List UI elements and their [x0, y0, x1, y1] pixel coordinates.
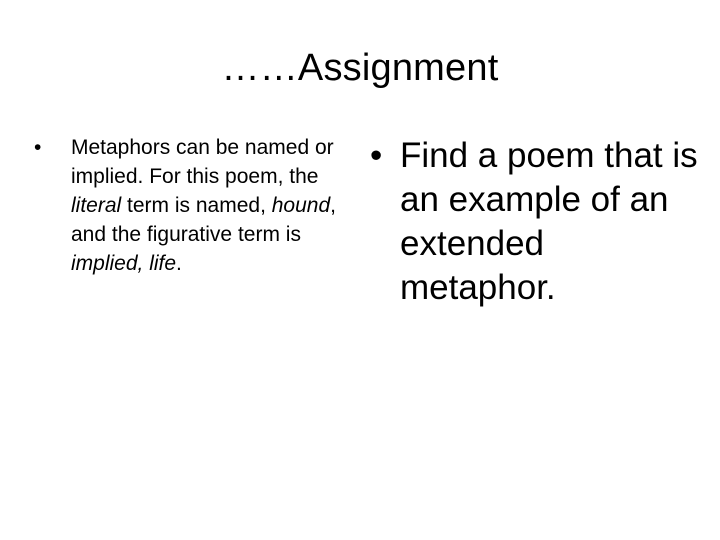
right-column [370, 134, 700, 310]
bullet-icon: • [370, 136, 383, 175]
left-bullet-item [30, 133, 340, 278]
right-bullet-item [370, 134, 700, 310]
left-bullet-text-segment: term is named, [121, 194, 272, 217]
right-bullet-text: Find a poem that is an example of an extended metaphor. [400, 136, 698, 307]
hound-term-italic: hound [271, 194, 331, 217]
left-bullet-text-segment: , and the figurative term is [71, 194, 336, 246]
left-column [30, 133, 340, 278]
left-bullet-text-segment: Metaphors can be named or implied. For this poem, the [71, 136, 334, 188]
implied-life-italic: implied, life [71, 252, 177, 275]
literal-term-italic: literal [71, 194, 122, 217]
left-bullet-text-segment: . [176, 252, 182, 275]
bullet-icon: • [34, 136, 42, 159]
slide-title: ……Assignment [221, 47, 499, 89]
+ + + + + + +
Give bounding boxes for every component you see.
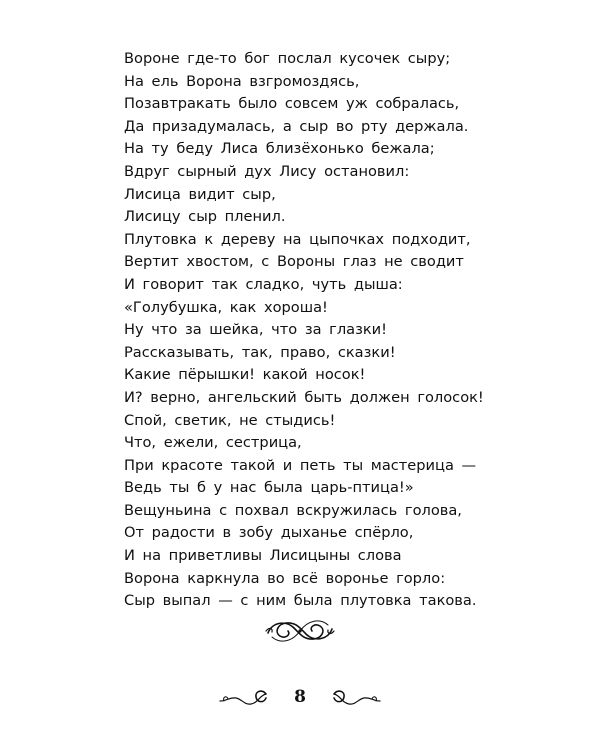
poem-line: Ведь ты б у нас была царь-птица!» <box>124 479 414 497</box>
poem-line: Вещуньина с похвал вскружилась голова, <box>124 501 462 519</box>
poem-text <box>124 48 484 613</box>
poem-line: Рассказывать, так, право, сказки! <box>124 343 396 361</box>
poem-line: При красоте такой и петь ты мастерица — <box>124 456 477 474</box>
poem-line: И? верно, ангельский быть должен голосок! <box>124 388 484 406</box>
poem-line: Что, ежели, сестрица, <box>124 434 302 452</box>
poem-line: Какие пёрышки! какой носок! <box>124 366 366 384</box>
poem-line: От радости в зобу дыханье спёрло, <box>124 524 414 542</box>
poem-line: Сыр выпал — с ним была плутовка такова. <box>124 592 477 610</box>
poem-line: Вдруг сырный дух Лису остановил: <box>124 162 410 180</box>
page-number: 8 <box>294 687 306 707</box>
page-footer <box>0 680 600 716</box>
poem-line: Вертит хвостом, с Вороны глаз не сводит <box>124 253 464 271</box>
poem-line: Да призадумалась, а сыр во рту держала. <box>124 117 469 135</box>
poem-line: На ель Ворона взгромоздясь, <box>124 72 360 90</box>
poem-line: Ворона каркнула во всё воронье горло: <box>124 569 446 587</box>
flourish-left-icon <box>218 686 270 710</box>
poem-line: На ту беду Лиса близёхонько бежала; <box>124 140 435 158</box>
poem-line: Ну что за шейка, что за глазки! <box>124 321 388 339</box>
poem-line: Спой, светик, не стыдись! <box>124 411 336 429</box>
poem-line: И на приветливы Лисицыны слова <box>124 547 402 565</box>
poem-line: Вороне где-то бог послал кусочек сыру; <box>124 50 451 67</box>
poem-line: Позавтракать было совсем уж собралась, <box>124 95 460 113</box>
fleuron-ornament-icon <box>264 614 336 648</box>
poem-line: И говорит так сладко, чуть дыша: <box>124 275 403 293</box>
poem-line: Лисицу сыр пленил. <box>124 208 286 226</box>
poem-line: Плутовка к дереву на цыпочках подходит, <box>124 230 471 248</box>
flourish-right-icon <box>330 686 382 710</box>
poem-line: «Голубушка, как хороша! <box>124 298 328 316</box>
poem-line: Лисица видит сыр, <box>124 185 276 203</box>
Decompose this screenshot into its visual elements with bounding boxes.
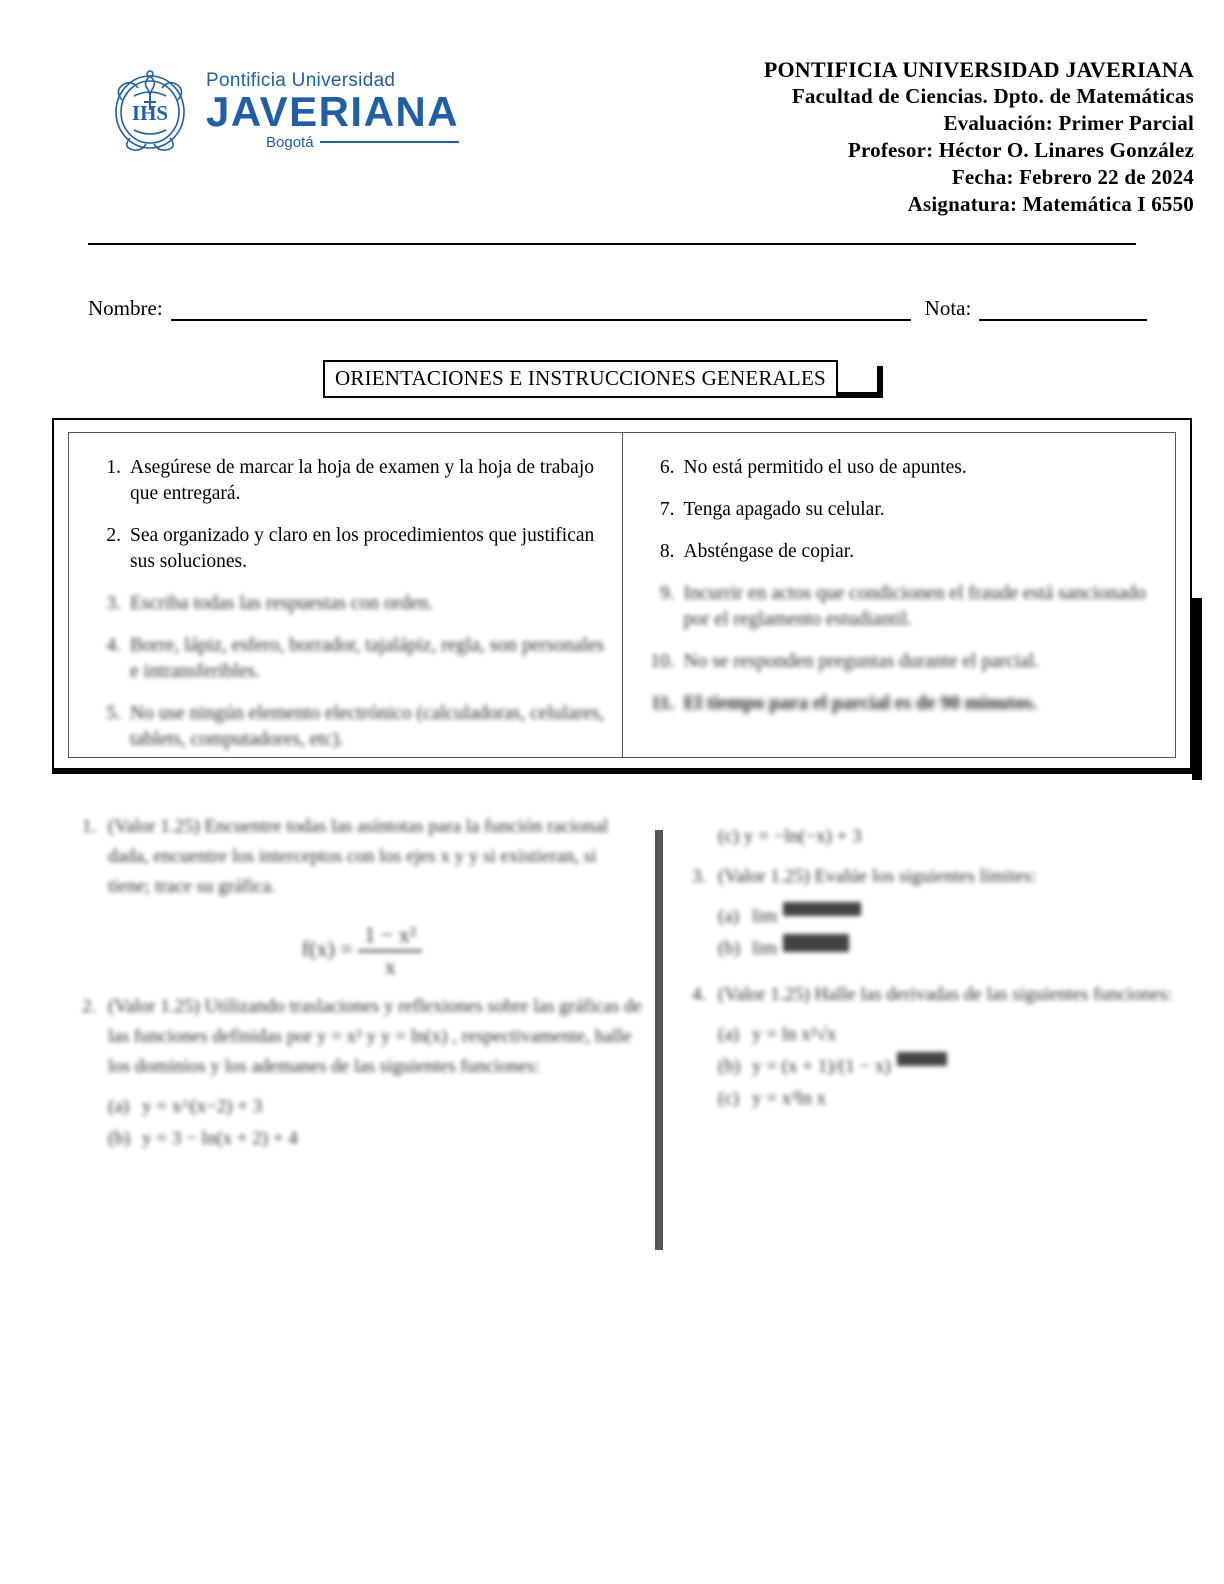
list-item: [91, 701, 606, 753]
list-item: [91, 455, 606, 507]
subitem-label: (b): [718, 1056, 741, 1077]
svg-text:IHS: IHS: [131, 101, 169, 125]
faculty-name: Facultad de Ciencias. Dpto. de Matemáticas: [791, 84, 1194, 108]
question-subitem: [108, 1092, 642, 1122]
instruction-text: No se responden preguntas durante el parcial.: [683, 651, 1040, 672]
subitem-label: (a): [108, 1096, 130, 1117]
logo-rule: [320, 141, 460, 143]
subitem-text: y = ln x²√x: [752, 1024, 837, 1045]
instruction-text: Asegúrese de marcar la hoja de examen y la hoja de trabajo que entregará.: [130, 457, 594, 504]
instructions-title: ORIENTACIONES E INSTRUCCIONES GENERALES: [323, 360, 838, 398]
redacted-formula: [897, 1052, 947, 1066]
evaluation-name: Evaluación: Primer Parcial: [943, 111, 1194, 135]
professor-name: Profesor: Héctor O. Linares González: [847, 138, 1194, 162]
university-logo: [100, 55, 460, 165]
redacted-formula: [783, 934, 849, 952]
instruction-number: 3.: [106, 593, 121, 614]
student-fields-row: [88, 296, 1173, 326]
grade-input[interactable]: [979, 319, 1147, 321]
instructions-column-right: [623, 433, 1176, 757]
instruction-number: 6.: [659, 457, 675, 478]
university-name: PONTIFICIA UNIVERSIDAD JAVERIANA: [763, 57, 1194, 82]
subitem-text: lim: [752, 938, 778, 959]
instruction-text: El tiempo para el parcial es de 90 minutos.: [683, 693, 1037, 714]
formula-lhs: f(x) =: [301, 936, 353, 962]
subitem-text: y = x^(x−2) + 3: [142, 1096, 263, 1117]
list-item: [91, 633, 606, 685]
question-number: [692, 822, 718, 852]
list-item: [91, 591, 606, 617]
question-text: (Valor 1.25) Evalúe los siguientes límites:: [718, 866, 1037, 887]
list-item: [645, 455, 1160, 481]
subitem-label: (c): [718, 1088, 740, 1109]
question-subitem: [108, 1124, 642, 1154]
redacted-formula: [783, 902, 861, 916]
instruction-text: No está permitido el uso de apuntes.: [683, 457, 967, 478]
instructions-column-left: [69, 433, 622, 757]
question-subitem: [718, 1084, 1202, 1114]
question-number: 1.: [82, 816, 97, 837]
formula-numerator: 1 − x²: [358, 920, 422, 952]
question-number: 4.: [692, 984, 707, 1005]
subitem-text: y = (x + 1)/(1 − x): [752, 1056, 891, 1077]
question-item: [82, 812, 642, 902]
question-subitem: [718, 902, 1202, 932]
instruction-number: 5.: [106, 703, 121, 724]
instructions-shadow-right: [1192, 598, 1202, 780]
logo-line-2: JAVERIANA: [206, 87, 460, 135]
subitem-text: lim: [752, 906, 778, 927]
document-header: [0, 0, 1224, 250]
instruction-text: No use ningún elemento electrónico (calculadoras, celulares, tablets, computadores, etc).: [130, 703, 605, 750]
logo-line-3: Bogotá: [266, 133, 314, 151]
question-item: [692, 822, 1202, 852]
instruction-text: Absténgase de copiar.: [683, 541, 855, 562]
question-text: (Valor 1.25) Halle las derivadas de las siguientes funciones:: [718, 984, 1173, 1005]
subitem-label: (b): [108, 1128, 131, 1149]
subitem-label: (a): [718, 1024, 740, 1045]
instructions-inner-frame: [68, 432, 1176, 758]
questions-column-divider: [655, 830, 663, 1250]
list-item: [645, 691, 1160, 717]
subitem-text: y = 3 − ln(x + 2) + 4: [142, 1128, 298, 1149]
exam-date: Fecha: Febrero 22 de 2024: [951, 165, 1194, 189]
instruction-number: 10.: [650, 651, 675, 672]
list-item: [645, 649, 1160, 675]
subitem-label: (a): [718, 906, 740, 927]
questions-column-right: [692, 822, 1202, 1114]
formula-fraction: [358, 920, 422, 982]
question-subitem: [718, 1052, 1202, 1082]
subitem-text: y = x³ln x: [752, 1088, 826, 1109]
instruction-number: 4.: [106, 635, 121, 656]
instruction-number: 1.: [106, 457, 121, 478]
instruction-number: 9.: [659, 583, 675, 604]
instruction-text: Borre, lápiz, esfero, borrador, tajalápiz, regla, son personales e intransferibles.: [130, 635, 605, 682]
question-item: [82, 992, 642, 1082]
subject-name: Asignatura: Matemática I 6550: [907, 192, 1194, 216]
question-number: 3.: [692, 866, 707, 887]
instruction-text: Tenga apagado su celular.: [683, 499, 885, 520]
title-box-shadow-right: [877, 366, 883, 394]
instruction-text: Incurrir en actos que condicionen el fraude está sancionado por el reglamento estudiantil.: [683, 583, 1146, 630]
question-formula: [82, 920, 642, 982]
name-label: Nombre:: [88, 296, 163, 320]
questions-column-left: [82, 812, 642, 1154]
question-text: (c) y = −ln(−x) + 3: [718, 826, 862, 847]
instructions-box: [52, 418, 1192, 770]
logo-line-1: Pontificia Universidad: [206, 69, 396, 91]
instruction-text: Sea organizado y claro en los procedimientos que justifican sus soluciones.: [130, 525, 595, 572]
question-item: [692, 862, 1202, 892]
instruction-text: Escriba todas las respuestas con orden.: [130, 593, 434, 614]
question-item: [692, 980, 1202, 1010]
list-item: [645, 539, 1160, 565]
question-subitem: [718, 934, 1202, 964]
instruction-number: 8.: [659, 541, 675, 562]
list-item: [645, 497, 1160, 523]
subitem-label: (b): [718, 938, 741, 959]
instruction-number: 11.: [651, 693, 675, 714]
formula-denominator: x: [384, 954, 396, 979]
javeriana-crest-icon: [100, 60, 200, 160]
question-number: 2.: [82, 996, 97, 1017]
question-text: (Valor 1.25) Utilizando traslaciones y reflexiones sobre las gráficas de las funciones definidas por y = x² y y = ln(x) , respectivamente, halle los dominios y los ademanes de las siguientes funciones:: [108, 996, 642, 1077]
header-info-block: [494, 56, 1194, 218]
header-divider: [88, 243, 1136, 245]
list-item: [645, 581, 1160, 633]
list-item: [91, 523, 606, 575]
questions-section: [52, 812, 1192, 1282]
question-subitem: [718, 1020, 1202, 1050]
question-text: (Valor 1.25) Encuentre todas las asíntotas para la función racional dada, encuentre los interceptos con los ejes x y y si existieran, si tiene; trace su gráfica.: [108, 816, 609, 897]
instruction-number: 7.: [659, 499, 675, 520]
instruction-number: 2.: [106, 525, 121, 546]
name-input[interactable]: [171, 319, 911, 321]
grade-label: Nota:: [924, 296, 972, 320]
+ + + + + + +
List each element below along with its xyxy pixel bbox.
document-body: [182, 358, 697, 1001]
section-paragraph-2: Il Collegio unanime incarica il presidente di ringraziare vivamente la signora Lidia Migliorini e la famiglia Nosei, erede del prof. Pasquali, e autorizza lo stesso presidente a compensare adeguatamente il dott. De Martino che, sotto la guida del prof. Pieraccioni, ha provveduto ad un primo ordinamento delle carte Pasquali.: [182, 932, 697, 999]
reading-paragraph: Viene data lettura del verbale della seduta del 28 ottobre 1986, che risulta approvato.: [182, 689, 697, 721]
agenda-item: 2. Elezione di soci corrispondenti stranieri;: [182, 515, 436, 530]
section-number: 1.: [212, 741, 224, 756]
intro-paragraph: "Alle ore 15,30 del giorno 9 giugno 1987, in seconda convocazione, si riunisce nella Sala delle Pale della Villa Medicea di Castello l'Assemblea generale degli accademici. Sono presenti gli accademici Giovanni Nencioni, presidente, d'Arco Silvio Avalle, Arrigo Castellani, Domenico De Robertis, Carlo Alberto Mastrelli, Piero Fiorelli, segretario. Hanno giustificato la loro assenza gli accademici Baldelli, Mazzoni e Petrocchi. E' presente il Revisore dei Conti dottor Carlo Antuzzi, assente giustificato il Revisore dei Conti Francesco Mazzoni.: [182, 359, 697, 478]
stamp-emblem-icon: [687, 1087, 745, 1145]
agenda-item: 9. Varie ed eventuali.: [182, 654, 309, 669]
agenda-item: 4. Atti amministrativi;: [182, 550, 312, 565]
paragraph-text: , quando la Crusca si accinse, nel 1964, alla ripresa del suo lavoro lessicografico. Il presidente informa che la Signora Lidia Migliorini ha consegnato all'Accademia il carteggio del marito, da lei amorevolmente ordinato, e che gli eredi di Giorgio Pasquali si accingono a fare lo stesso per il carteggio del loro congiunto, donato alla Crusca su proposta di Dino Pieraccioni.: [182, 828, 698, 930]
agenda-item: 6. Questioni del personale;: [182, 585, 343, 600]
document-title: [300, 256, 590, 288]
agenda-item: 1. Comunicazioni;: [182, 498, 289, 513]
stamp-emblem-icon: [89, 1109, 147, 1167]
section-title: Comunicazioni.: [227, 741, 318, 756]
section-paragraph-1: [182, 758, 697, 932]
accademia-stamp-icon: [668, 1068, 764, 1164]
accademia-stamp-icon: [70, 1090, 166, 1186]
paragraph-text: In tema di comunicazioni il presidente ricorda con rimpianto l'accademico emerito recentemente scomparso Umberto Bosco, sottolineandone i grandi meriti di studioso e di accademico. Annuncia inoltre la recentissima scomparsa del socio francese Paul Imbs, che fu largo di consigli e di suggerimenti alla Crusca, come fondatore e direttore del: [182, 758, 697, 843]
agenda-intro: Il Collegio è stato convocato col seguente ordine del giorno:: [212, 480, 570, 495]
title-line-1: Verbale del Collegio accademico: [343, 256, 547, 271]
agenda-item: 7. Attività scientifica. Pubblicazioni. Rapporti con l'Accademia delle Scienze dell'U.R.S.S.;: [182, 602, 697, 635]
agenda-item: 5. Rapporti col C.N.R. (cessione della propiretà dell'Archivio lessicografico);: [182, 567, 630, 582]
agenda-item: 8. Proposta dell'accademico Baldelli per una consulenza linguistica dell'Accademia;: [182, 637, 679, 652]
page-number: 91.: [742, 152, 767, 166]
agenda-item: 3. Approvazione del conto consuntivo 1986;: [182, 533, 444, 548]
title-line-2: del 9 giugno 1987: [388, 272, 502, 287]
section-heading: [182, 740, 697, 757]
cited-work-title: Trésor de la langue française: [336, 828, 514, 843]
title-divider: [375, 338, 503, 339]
+ + + + + + +
_The exercise:_ Copy the stretch of entries from the line containing "right-column [370, 134, 700, 310]" through the line containing "left-column [30, 133, 340, 278]", replacing "extended metaphor" with "sustained metaphor" and keeping everything else the same.

_Answer in full:_
right-column [370, 134, 700, 310]
bullet-icon: • [370, 136, 383, 175]
left-bullet-item [30, 133, 340, 278]
right-bullet-item [370, 134, 700, 310]
left-bullet-text-segment: term is named, [121, 194, 272, 217]
right-bullet-text: Find a poem that is an example of an sustained metaphor. [400, 136, 698, 307]
hound-term-italic: hound [271, 194, 331, 217]
left-bullet-text-segment: , and the figurative term is [71, 194, 336, 246]
left-column [30, 133, 340, 278]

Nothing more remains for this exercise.